# GIVEN INSTRUCTION
Retype each line of the material exactly, please, skipping any picture in it.

# # # #

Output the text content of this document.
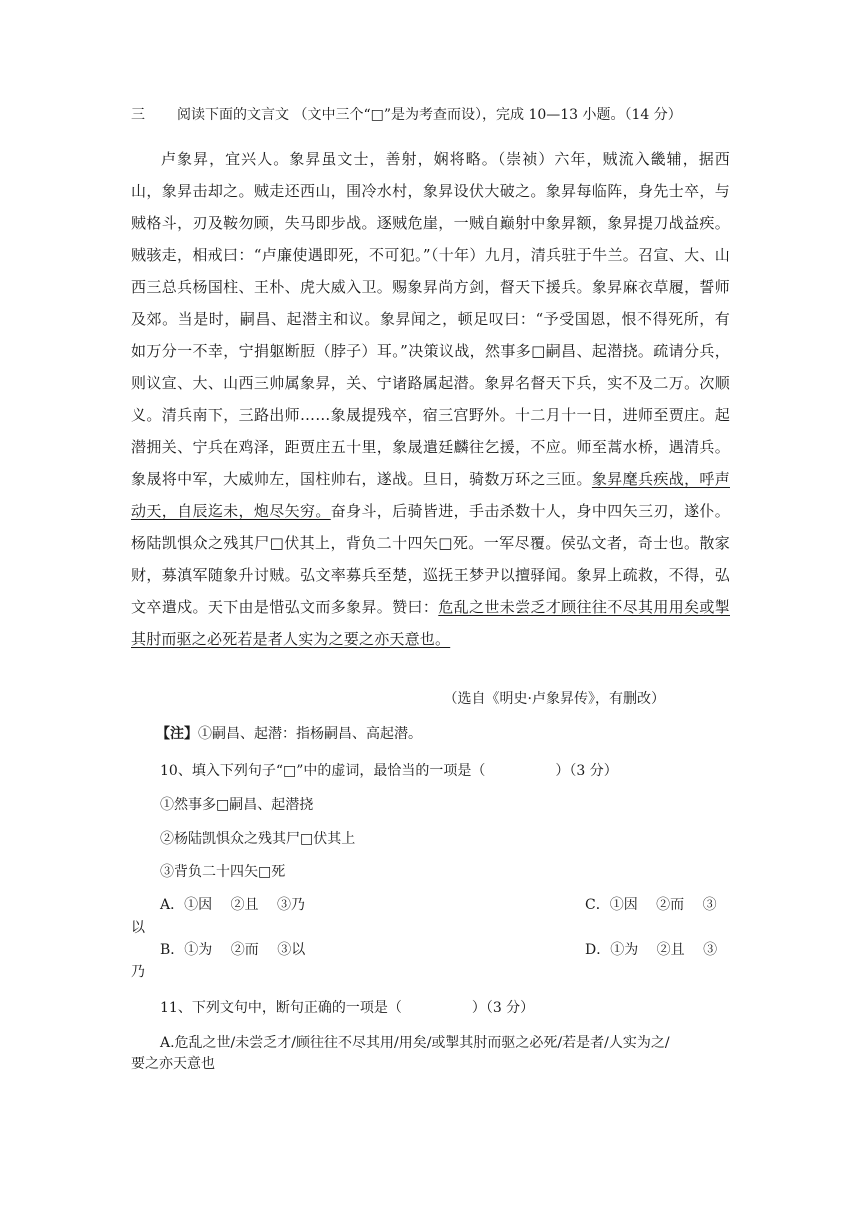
三 阅读下面的文言文 （文中三个“□”是为考查而设），完成 10—13 小题。（14 分）
卢象昇，宜兴人。象昇虽文士，善射，娴将略。（崇祯）六年，贼流入畿辅，据西山，象昇击却之。贼走还西山，围冷水村，象昇设伏大破之。象昇每临阵，身先士卒，与贼格斗，刃及鞍勿顾，失马即步战。逐贼危崖，一贼自巅射中象昇额，象昇提刀战益疾。贼骇走，相戒曰：“卢廉使遇即死，不可犯。”（十年）九月，清兵驻于牛兰。召宣、大、山西三总兵杨国柱、王朴、虎大威入卫。赐象昇尚方剑，督天下援兵。象昇麻衣草履，誓师及郊。当是时，嗣昌、起潜主和议。象昇闻之，顿足叹曰：“予受国恩，恨不得死所，有如万分一不幸，宁捐躯断脰（脖子）耳。”决策议战，然事多□嗣昌、起潜挠。疏请分兵，则议宣、大、山西三帅属象昇，关、宁诸路属起潜。象昇名督天下兵，实不及二万。次顺义。清兵南下，三路出师……象晟提残卒，宿三宫野外。十二月十一日，进师至贾庄。起潜拥关、宁兵在鸡泽，距贾庄五十里，象晟遣廷麟往乞援，不应。师至蒿水桥，遇清兵。象晟将中军，大威帅左，国柱帅右，遂战。旦日，骑数万环之三匝。象昇麾兵疾战，呼声动天，自辰迄未，炮尽矢穷。奋身斗，后骑皆进，手击杀数十人，身中四矢三刃，遂仆。杨陆凯惧众之残其尸□伏其上，背负二十四矢□死。一军尽覆。侯弘文者，奇士也。散家财，募滇军随象升讨贼。弘文率募兵至楚，巡抚王梦尹以擅驿闻。象昇上疏救，不得，弘文卒遣戍。天下由是惜弘文而多象昇。赞曰：危乱之世未尝乏才顾往往不尽其用用矣或掣其肘而驱之必死若是者人实为之要之亦天意也。
（选自《明史·卢象昇传》，有删改）
【注】①嗣昌、起潜：指杨嗣昌、高起潜。
10、填入下列句子“□”中的虚词，最恰当的一项是（	）（3 分）
①然事多□嗣昌、起潜挠
②杨陆凯惧众之残其尸□伏其上
③背负二十四矢□死
A．①因　 ②且　 ③乃	C．①因　 ②而　 ③
以
B．①为　 ②而　 ③以	D．①为　 ②且　 ③
乃
11、下列文句中，断句正确的一项是（	）（3 分）
A.危乱之世/未尝乏才/顾往往不尽其用/用矣/或掣其肘而驱之必死/若是者/人实为之/
要之亦天意也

# # # #

# CORRECT OUTPUT
Output the text content of this document.
三 阅读下面的文言文 （文中三个“□”是为考查而设），完成 10—13 小题。（14 分）
卢象昇，宜兴人。象昇虽文士，善射，娴将略。（崇祯）六年，贼流入畿辅，据西山，象昇击却之。贼走还西山，围冷水村，象昇设伏大破之。象昇每临阵，身先士卒，与贼格斗，刃及鞍勿顾，失马即步战。逐贼危崖，一贼自巅射中象昇额，象昇提刀战益疾。贼骇走，相戒曰：“卢廉使遇即死，不可犯。”（十年）九月，清兵驻于牛兰。召宣、大、山西三总兵杨国柱、王朴、虎大威入卫。赐象昇尚方剑，督天下援兵。象昇麻衣草履，誓师及郊。当是时，嗣昌、起潜主和议。象昇闻之，顿足叹曰：“予受国恩，恨不得死所，有如万分一不幸，宁捐躯断脰（脖子）耳。”决策议战，然事多□嗣昌、起潜挠。疏请分兵，则议宣、大、山西三帅属象昇，关、宁诸路属起潜。象昇名督天下兵，实不及二万。次顺义。清兵南下，三路出师……象晟提残卒，宿三宫野外。十二月十一日，进师至贾庄。起潜拥关、宁兵在鸡泽，距贾庄五十里，象晟遣廷麟往乞援，不应。师至蒿水桥，遇清兵。象晟将中军，大威帅左，国柱帅右，遂战。旦日，骑数万环之三匝。象昇麾兵疾战，呼声动天，自辰迄未，炮尽矢穷。奋身斗，后骑皆进，手击杀数十人，身中四矢三刃，遂仆。杨陆凯惧众之残其尸□伏其上，背负二十四矢□死。一军尽覆。侯弘文者，奇士也。散家财，募滇军随象升讨贼。弘文率募兵至楚，巡抚王梦尹以擅驿闻。象昇上疏救，不得，弘文卒遣戍。天下由是惜弘文而多象昇。赞曰：危乱之世未尝乏才顾往往不尽其用用矣或掣其肘而驱之必死若是者人实为之要之亦天意也。
（选自《明史·卢象昇传》，有删改）
【注】①嗣昌、起潜：指杨嗣昌、高起潜。
10、填入下列句子“□”中的虚词，最恰当的一项是（	）（3 分）
①然事多□嗣昌、起潜挠
②杨陆凯惧众之残其尸□伏其上
③背负二十四矢□死
A．①因　 ②且　 ③乃	C．①因　 ②而　 ③
以
B．①为　 ②而　 ③以	D．①为　 ②且　 ③
乃
11、下列文句中，断句正确的一项是（	）（3 分）
A.危乱之世/未尝乏才/顾往往不尽其用/用矣/或掣其肘而驱之必死/若是者/人实为之/
要之亦天意也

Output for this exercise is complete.